__Challenge__: Reply with one number: the count of lines in the listing that contain the string "JSON".

__Data rows__:
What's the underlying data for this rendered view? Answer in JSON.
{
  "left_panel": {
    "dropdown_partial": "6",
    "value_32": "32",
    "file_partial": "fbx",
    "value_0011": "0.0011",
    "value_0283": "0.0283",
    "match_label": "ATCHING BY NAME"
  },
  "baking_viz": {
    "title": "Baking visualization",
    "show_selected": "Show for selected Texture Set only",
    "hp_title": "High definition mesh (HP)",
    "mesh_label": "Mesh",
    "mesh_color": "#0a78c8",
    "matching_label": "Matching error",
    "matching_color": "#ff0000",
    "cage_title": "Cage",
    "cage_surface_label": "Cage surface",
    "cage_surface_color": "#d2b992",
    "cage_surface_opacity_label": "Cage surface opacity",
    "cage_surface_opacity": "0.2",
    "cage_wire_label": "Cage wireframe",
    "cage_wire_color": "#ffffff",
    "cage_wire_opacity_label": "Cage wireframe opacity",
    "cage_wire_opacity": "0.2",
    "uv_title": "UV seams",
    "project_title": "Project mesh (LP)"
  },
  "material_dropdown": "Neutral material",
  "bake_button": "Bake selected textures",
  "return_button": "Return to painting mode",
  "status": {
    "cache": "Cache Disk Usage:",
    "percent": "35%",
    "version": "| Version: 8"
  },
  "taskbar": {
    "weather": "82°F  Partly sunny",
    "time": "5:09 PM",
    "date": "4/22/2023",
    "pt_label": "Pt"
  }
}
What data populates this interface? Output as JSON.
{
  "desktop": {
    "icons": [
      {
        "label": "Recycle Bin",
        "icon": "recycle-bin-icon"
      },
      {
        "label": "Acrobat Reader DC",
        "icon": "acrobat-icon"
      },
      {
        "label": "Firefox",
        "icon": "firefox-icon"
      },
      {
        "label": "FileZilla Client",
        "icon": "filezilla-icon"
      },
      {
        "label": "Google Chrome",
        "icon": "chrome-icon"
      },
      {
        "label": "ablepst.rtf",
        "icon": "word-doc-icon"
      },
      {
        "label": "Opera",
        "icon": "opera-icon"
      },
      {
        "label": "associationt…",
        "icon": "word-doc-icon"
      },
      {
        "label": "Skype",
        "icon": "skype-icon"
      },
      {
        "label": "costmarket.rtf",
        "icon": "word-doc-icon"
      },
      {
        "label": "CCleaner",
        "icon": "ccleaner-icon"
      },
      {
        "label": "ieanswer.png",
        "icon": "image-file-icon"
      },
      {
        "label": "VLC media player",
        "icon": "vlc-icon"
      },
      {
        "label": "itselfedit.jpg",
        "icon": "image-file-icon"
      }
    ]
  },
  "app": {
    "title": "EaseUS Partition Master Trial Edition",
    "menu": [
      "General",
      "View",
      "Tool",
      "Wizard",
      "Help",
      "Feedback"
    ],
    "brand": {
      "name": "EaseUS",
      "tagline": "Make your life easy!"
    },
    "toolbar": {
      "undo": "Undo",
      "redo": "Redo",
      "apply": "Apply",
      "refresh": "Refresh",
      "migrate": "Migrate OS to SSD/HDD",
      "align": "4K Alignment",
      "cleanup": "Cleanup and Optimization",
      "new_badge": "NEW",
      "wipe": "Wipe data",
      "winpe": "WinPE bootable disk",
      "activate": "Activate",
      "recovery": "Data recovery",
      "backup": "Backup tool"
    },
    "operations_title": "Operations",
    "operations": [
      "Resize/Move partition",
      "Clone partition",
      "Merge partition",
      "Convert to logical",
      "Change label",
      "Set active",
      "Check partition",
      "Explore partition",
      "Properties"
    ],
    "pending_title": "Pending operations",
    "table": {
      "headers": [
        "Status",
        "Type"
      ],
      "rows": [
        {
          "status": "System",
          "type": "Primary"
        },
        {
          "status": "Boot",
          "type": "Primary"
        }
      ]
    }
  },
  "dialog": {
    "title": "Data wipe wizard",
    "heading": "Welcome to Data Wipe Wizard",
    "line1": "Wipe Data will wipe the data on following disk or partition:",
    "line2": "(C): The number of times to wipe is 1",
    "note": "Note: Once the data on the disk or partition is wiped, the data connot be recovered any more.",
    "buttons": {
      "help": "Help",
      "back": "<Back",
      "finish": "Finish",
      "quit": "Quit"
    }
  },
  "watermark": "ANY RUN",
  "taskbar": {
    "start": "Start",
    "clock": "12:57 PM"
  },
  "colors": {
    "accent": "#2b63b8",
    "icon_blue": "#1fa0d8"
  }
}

__Written reply__: 2